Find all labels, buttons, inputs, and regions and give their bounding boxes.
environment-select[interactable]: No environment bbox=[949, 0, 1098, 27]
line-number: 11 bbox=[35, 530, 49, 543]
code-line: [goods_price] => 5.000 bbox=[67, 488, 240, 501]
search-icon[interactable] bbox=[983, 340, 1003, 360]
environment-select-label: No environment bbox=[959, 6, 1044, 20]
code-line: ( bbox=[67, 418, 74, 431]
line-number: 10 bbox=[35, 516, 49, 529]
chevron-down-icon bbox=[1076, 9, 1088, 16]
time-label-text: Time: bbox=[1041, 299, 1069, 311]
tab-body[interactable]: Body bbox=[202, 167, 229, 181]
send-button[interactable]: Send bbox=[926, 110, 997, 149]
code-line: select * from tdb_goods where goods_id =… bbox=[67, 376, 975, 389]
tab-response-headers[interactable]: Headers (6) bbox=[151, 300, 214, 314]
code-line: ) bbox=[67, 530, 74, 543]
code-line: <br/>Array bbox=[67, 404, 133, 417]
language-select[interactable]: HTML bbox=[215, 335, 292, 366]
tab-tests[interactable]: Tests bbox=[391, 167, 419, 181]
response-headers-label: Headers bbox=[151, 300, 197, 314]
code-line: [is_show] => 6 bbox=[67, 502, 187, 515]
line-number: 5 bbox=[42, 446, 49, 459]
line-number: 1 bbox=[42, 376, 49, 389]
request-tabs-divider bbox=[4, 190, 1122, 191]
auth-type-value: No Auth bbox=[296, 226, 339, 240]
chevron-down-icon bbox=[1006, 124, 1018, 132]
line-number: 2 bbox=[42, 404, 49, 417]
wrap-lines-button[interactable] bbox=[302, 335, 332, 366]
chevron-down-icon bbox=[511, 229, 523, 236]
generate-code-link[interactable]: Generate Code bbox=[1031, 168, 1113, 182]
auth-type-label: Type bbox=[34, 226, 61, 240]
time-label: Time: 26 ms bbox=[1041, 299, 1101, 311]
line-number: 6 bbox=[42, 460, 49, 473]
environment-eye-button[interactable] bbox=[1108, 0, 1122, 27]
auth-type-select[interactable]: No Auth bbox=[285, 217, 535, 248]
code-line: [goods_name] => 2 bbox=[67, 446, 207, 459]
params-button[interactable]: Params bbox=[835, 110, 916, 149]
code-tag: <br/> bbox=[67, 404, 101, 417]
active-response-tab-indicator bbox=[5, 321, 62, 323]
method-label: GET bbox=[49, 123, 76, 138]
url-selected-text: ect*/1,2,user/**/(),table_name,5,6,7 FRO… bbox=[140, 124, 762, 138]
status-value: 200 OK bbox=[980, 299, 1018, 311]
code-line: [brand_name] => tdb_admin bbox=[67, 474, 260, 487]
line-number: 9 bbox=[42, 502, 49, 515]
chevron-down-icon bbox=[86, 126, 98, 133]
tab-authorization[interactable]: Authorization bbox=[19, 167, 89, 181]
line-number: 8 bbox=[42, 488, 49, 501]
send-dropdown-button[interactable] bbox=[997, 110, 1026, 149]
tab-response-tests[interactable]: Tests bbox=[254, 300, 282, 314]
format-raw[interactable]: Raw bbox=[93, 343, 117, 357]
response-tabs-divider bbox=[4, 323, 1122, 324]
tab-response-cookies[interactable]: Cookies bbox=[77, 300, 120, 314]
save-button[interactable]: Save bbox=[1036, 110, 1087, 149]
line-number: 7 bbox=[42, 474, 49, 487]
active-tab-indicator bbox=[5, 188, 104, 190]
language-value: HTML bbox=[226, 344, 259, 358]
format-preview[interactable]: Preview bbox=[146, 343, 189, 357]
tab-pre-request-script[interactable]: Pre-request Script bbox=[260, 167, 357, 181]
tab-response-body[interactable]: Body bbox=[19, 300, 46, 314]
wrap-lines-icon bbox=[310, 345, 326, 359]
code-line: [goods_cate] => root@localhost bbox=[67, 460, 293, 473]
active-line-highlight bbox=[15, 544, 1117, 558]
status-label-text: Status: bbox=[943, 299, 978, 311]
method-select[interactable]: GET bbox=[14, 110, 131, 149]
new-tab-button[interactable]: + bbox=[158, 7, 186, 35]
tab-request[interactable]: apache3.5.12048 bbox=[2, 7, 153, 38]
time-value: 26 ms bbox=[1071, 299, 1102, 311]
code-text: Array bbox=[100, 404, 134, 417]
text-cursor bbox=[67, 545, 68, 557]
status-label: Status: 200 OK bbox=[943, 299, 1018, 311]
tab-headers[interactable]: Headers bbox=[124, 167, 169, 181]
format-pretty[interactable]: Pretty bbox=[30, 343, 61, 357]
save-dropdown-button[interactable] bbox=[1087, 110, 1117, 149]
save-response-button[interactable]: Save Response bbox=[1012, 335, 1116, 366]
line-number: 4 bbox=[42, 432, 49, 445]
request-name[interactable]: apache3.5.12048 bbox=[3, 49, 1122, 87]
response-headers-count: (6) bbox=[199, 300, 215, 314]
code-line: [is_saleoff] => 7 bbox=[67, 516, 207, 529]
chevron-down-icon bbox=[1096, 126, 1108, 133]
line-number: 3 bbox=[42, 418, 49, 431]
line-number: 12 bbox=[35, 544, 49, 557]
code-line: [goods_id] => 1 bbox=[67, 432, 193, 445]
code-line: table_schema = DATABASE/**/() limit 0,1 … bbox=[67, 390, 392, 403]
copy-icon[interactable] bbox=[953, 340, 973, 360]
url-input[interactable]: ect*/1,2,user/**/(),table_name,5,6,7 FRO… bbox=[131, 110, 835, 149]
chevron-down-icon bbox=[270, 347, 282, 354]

..........

◆ WRITTEN REQUEST:
Copy out every row above word for word and in the same order, changing nothing.

◆ ANSWER FOR THE TASK:
Find all labels, buttons, inputs, and regions and give their bounding boxes.
environment-select[interactable]: No environment bbox=[949, 0, 1098, 27]
line-number: 11 bbox=[35, 530, 49, 543]
code-line: [goods_price] => 5.000 bbox=[67, 488, 240, 501]
search-icon[interactable] bbox=[983, 340, 1003, 360]
environment-select-label: No environment bbox=[959, 6, 1044, 20]
code-line: ( bbox=[67, 418, 74, 431]
line-number: 10 bbox=[35, 516, 49, 529]
chevron-down-icon bbox=[1076, 9, 1088, 16]
time-label-text: Time: bbox=[1041, 299, 1069, 311]
tab-body[interactable]: Body bbox=[202, 167, 229, 181]
send-button[interactable]: Send bbox=[926, 110, 997, 149]
code-line: select * from tdb_goods where goods_id =… bbox=[67, 376, 975, 389]
tab-response-headers[interactable]: Headers (6) bbox=[151, 300, 214, 314]
code-line: ) bbox=[67, 530, 74, 543]
code-line: <br/>Array bbox=[67, 404, 133, 417]
language-select[interactable]: HTML bbox=[215, 335, 292, 366]
tab-tests[interactable]: Tests bbox=[391, 167, 419, 181]
response-headers-label: Headers bbox=[151, 300, 197, 314]
code-line: [is_show] => 6 bbox=[67, 502, 187, 515]
line-number: 5 bbox=[42, 446, 49, 459]
line-number: 1 bbox=[42, 376, 49, 389]
request-tabs-divider bbox=[4, 190, 1122, 191]
auth-type-value: No Auth bbox=[296, 226, 339, 240]
chevron-down-icon bbox=[1006, 124, 1018, 132]
line-number: 2 bbox=[42, 404, 49, 417]
wrap-lines-button[interactable] bbox=[302, 335, 332, 366]
chevron-down-icon bbox=[511, 229, 523, 236]
generate-code-link[interactable]: Generate Code bbox=[1031, 168, 1113, 182]
auth-type-label: Type bbox=[34, 226, 61, 240]
time-label: Time: 26 ms bbox=[1041, 299, 1101, 311]
line-number: 6 bbox=[42, 460, 49, 473]
environment-eye-button[interactable] bbox=[1108, 0, 1122, 27]
auth-type-select[interactable]: No Auth bbox=[285, 217, 535, 248]
code-line: [goods_name] => 2 bbox=[67, 446, 207, 459]
params-button[interactable]: Params bbox=[835, 110, 916, 149]
code-tag: <br/> bbox=[67, 404, 101, 417]
active-response-tab-indicator bbox=[5, 321, 62, 323]
method-label: GET bbox=[49, 123, 76, 138]
url-selected-text: ect*/1,2,user/**/(),table_name,5,6,7 FRO… bbox=[140, 124, 762, 138]
status-value: 200 OK bbox=[980, 299, 1018, 311]
code-line: [brand_name] => tdb_admin bbox=[67, 474, 260, 487]
line-number: 9 bbox=[42, 502, 49, 515]
chevron-down-icon bbox=[86, 126, 98, 133]
tab-authorization[interactable]: Authorization bbox=[19, 167, 89, 181]
line-number: 8 bbox=[42, 488, 49, 501]
send-dropdown-button[interactable] bbox=[997, 110, 1026, 149]
tab-response-tests[interactable]: Tests bbox=[254, 300, 282, 314]
format-raw[interactable]: Raw bbox=[93, 343, 117, 357]
response-tabs-divider bbox=[4, 323, 1122, 324]
tab-response-cookies[interactable]: Cookies bbox=[77, 300, 120, 314]
save-button[interactable]: Save bbox=[1036, 110, 1087, 149]
line-number: 7 bbox=[42, 474, 49, 487]
active-tab-indicator bbox=[5, 188, 104, 190]
language-value: HTML bbox=[226, 344, 259, 358]
format-preview[interactable]: Preview bbox=[146, 343, 189, 357]
tab-pre-request-script[interactable]: Pre-request Script bbox=[260, 167, 357, 181]
tab-response-body[interactable]: Body bbox=[19, 300, 46, 314]
wrap-lines-icon bbox=[310, 345, 326, 359]
code-line: [goods_cate] => root@localhost bbox=[67, 460, 293, 473]
active-line-highlight bbox=[15, 544, 1117, 558]
status-label-text: Status: bbox=[943, 299, 978, 311]
method-select[interactable]: GET bbox=[14, 110, 131, 149]
new-tab-button[interactable]: + bbox=[158, 7, 186, 35]
tab-request[interactable]: apache3.5.12048 bbox=[2, 7, 153, 38]
time-value: 26 ms bbox=[1071, 299, 1102, 311]
code-text: Array bbox=[100, 404, 134, 417]
text-cursor bbox=[67, 545, 68, 557]
status-label: Status: 200 OK bbox=[943, 299, 1018, 311]
tab-headers[interactable]: Headers bbox=[124, 167, 169, 181]
format-pretty[interactable]: Pretty bbox=[30, 343, 61, 357]
save-dropdown-button[interactable] bbox=[1087, 110, 1117, 149]
save-response-button[interactable]: Save Response bbox=[1012, 335, 1116, 366]
line-number: 4 bbox=[42, 432, 49, 445]
request-name[interactable]: apache3.5.12048 bbox=[3, 49, 1122, 87]
response-headers-count: (6) bbox=[199, 300, 215, 314]
code-line: [is_saleoff] => 7 bbox=[67, 516, 207, 529]
chevron-down-icon bbox=[1096, 126, 1108, 133]
line-number: 3 bbox=[42, 418, 49, 431]
line-number: 12 bbox=[35, 544, 49, 557]
code-line: [goods_id] => 1 bbox=[67, 432, 193, 445]
code-line: table_schema = DATABASE/**/() limit 0,1 … bbox=[67, 390, 392, 403]
copy-icon[interactable] bbox=[953, 340, 973, 360]
url-input[interactable]: ect*/1,2,user/**/(),table_name,5,6,7 FRO… bbox=[131, 110, 835, 149]
chevron-down-icon bbox=[270, 347, 282, 354]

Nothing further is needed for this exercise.